> _Figure record listings_
■ ■ ■ ■

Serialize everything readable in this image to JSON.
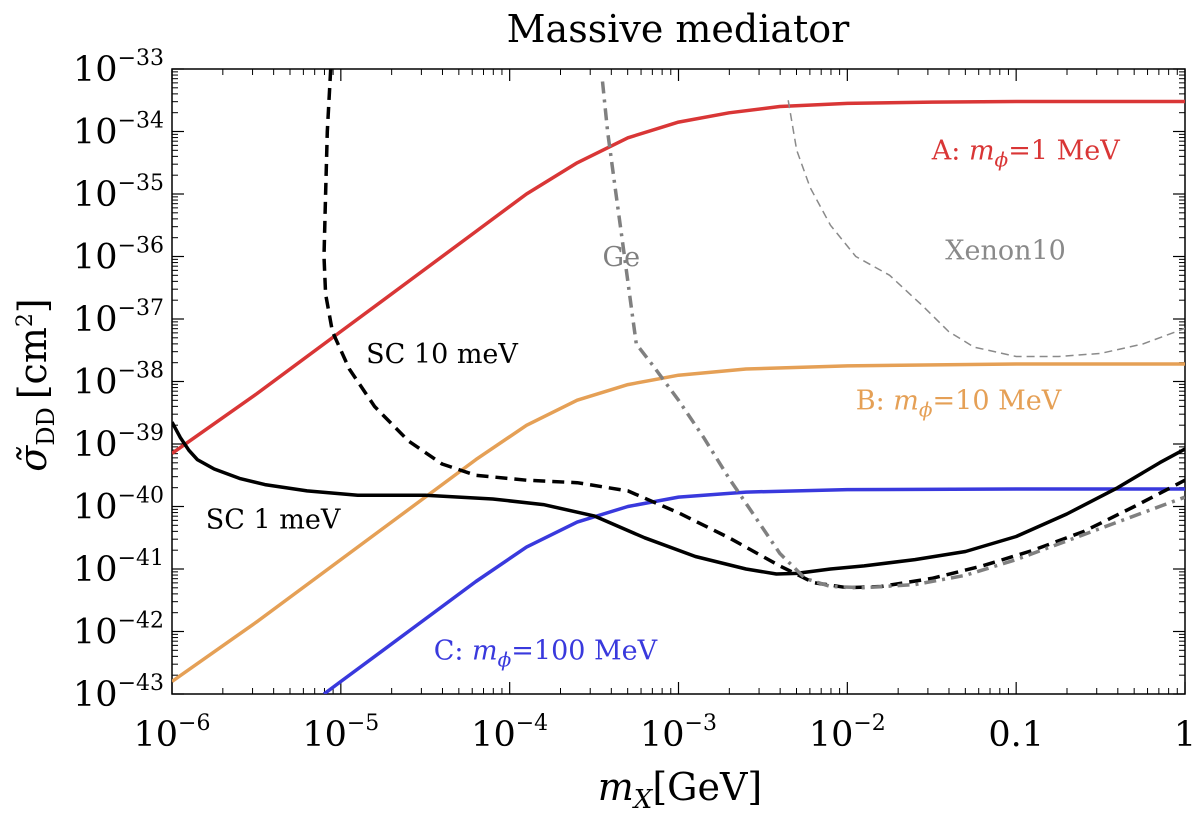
{
  "chart_data": {
    "type": "line",
    "title": "Massive mediator",
    "xlabel": {
      "symbol": "m",
      "subscript": "X",
      "unit": "[GeV]"
    },
    "ylabel": {
      "symbol": "σ̃",
      "subscript": "DD",
      "unit": "[cm",
      "unit_sup": "2",
      "unit_close": "]"
    },
    "x_scale": "log",
    "y_scale": "log",
    "xlim_log10": [
      -6,
      0
    ],
    "ylim_log10": [
      -43,
      -33
    ],
    "x_ticks": [
      {
        "log10": -6,
        "base": "10",
        "exp": "−6"
      },
      {
        "log10": -5,
        "base": "10",
        "exp": "−5"
      },
      {
        "log10": -4,
        "base": "10",
        "exp": "−4"
      },
      {
        "log10": -3,
        "base": "10",
        "exp": "−3"
      },
      {
        "log10": -2,
        "base": "10",
        "exp": "−2"
      },
      {
        "log10": -1,
        "base": "0.1",
        "exp": ""
      },
      {
        "log10": 0,
        "base": "1",
        "exp": ""
      }
    ],
    "y_ticks": [
      {
        "log10": -33,
        "base": "10",
        "exp": "−33"
      },
      {
        "log10": -34,
        "base": "10",
        "exp": "−34"
      },
      {
        "log10": -35,
        "base": "10",
        "exp": "−35"
      },
      {
        "log10": -36,
        "base": "10",
        "exp": "−36"
      },
      {
        "log10": -37,
        "base": "10",
        "exp": "−37"
      },
      {
        "log10": -38,
        "base": "10",
        "exp": "−38"
      },
      {
        "log10": -39,
        "base": "10",
        "exp": "−39"
      },
      {
        "log10": -40,
        "base": "10",
        "exp": "−40"
      },
      {
        "log10": -41,
        "base": "10",
        "exp": "−41"
      },
      {
        "log10": -42,
        "base": "10",
        "exp": "−42"
      },
      {
        "log10": -43,
        "base": "10",
        "exp": "−43"
      }
    ],
    "series": [
      {
        "name": "A-red",
        "color": "#d93636",
        "style": "solid",
        "width": 3.5,
        "label": {
          "prefix": "A: ",
          "sym": "m",
          "sub": "ϕ",
          "suffix": "=1 MeV",
          "x": -1.5,
          "y": -34.45
        },
        "points": [
          [
            -6,
            -39.15
          ],
          [
            -5.5,
            -38.2
          ],
          [
            -5,
            -37.2
          ],
          [
            -4.6,
            -36.4
          ],
          [
            -4.2,
            -35.6
          ],
          [
            -3.9,
            -35.0
          ],
          [
            -3.6,
            -34.5
          ],
          [
            -3.3,
            -34.1
          ],
          [
            -3.0,
            -33.85
          ],
          [
            -2.7,
            -33.7
          ],
          [
            -2.4,
            -33.6
          ],
          [
            -2.0,
            -33.55
          ],
          [
            -1.5,
            -33.53
          ],
          [
            -1.0,
            -33.52
          ],
          [
            0,
            -33.52
          ]
        ]
      },
      {
        "name": "B-orange",
        "color": "#e5a056",
        "style": "solid",
        "width": 3.5,
        "label": {
          "prefix": "B: ",
          "sym": "m",
          "sub": "ϕ",
          "suffix": "=10 MeV",
          "x": -1.95,
          "y": -38.45
        },
        "points": [
          [
            -6,
            -42.8
          ],
          [
            -5.5,
            -41.85
          ],
          [
            -5,
            -40.85
          ],
          [
            -4.6,
            -40.05
          ],
          [
            -4.2,
            -39.25
          ],
          [
            -3.9,
            -38.7
          ],
          [
            -3.6,
            -38.3
          ],
          [
            -3.3,
            -38.05
          ],
          [
            -3.0,
            -37.9
          ],
          [
            -2.6,
            -37.8
          ],
          [
            -2.0,
            -37.75
          ],
          [
            -1.0,
            -37.72
          ],
          [
            0,
            -37.72
          ]
        ]
      },
      {
        "name": "C-blue",
        "color": "#3939dd",
        "style": "solid",
        "width": 3.5,
        "label": {
          "prefix": "C: ",
          "sym": "m",
          "sub": "ϕ",
          "suffix": "=100 MeV",
          "x": -4.45,
          "y": -42.45
        },
        "points": [
          [
            -5.1,
            -43.0
          ],
          [
            -5,
            -42.8
          ],
          [
            -4.6,
            -42.0
          ],
          [
            -4.2,
            -41.2
          ],
          [
            -3.9,
            -40.65
          ],
          [
            -3.6,
            -40.25
          ],
          [
            -3.3,
            -40.0
          ],
          [
            -3.0,
            -39.85
          ],
          [
            -2.6,
            -39.77
          ],
          [
            -2.0,
            -39.73
          ],
          [
            -1.0,
            -39.72
          ],
          [
            0,
            -39.72
          ]
        ]
      },
      {
        "name": "SC-1meV",
        "color": "#000000",
        "style": "solid",
        "width": 3.5,
        "label": {
          "prefix": "SC 1 meV",
          "sym": "",
          "sub": "",
          "suffix": "",
          "x": -5.8,
          "y": -40.35
        },
        "points": [
          [
            -6,
            -38.65
          ],
          [
            -5.95,
            -38.9
          ],
          [
            -5.9,
            -39.1
          ],
          [
            -5.85,
            -39.25
          ],
          [
            -5.75,
            -39.4
          ],
          [
            -5.6,
            -39.55
          ],
          [
            -5.45,
            -39.65
          ],
          [
            -5.2,
            -39.75
          ],
          [
            -4.9,
            -39.82
          ],
          [
            -4.5,
            -39.82
          ],
          [
            -4.1,
            -39.88
          ],
          [
            -3.8,
            -39.97
          ],
          [
            -3.5,
            -40.15
          ],
          [
            -3.2,
            -40.5
          ],
          [
            -2.9,
            -40.8
          ],
          [
            -2.6,
            -41.0
          ],
          [
            -2.42,
            -41.08
          ],
          [
            -2.3,
            -41.07
          ],
          [
            -2.1,
            -41.0
          ],
          [
            -1.9,
            -40.95
          ],
          [
            -1.6,
            -40.85
          ],
          [
            -1.3,
            -40.72
          ],
          [
            -1.0,
            -40.48
          ],
          [
            -0.7,
            -40.12
          ],
          [
            -0.4,
            -39.7
          ],
          [
            -0.15,
            -39.3
          ],
          [
            0,
            -39.08
          ]
        ]
      },
      {
        "name": "SC-10meV",
        "color": "#000000",
        "style": "dashed",
        "width": 3.5,
        "label": {
          "prefix": "SC 10 meV",
          "sym": "",
          "sub": "",
          "suffix": "",
          "x": -4.85,
          "y": -37.7
        },
        "points": [
          [
            -5.06,
            -33.0
          ],
          [
            -5.08,
            -34.0
          ],
          [
            -5.09,
            -35.0
          ],
          [
            -5.1,
            -36.0
          ],
          [
            -5.09,
            -36.6
          ],
          [
            -5.05,
            -37.2
          ],
          [
            -4.95,
            -37.8
          ],
          [
            -4.8,
            -38.4
          ],
          [
            -4.6,
            -38.95
          ],
          [
            -4.4,
            -39.32
          ],
          [
            -4.2,
            -39.5
          ],
          [
            -3.9,
            -39.58
          ],
          [
            -3.6,
            -39.62
          ],
          [
            -3.3,
            -39.75
          ],
          [
            -3.0,
            -40.1
          ],
          [
            -2.7,
            -40.5
          ],
          [
            -2.4,
            -40.95
          ],
          [
            -2.2,
            -41.22
          ],
          [
            -2.0,
            -41.3
          ],
          [
            -1.8,
            -41.28
          ],
          [
            -1.5,
            -41.15
          ],
          [
            -1.2,
            -40.95
          ],
          [
            -0.9,
            -40.7
          ],
          [
            -0.6,
            -40.4
          ],
          [
            -0.3,
            -40.0
          ],
          [
            0,
            -39.58
          ]
        ]
      },
      {
        "name": "Ge",
        "color": "#808080",
        "style": "dashdot",
        "width": 3.5,
        "label": {
          "prefix": "Ge",
          "sym": "",
          "sub": "",
          "suffix": "",
          "x": -3.45,
          "y": -36.15
        },
        "points": [
          [
            -3.45,
            -33.2
          ],
          [
            -3.42,
            -34.0
          ],
          [
            -3.37,
            -35.0
          ],
          [
            -3.32,
            -36.0
          ],
          [
            -3.28,
            -36.8
          ],
          [
            -3.25,
            -37.4
          ],
          [
            -3.15,
            -37.75
          ],
          [
            -3.0,
            -38.3
          ],
          [
            -2.85,
            -38.9
          ],
          [
            -2.7,
            -39.55
          ],
          [
            -2.55,
            -40.15
          ],
          [
            -2.4,
            -40.75
          ],
          [
            -2.25,
            -41.15
          ],
          [
            -2.1,
            -41.28
          ],
          [
            -1.9,
            -41.3
          ],
          [
            -1.6,
            -41.25
          ],
          [
            -1.3,
            -41.1
          ],
          [
            -1.0,
            -40.85
          ],
          [
            -0.7,
            -40.55
          ],
          [
            -0.4,
            -40.25
          ],
          [
            0,
            -39.85
          ]
        ]
      },
      {
        "name": "Xenon10",
        "color": "#8a8a8a",
        "style": "thin-dashed",
        "width": 1.5,
        "label": {
          "prefix": "Xenon10",
          "sym": "",
          "sub": "",
          "suffix": "",
          "x": -1.42,
          "y": -36.05
        },
        "points": [
          [
            -2.35,
            -33.5
          ],
          [
            -2.3,
            -34.3
          ],
          [
            -2.22,
            -34.9
          ],
          [
            -2.1,
            -35.5
          ],
          [
            -1.95,
            -36.0
          ],
          [
            -1.75,
            -36.3
          ],
          [
            -1.55,
            -36.8
          ],
          [
            -1.4,
            -37.2
          ],
          [
            -1.25,
            -37.45
          ],
          [
            -1.0,
            -37.6
          ],
          [
            -0.75,
            -37.6
          ],
          [
            -0.5,
            -37.55
          ],
          [
            -0.25,
            -37.4
          ],
          [
            0,
            -37.15
          ]
        ]
      }
    ]
  }
}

■ ■ ■ ■

> _THE PROBLEM_
Extract all lines that hold the word "name".

> _WRITTEN SOLUTION_
        "name": "A-red",
        "name": "B-orange",
        "name": "C-blue",
        "name": "SC-1meV",
        "name": "SC-10meV",
        "name": "Ge",
        "name": "Xenon10",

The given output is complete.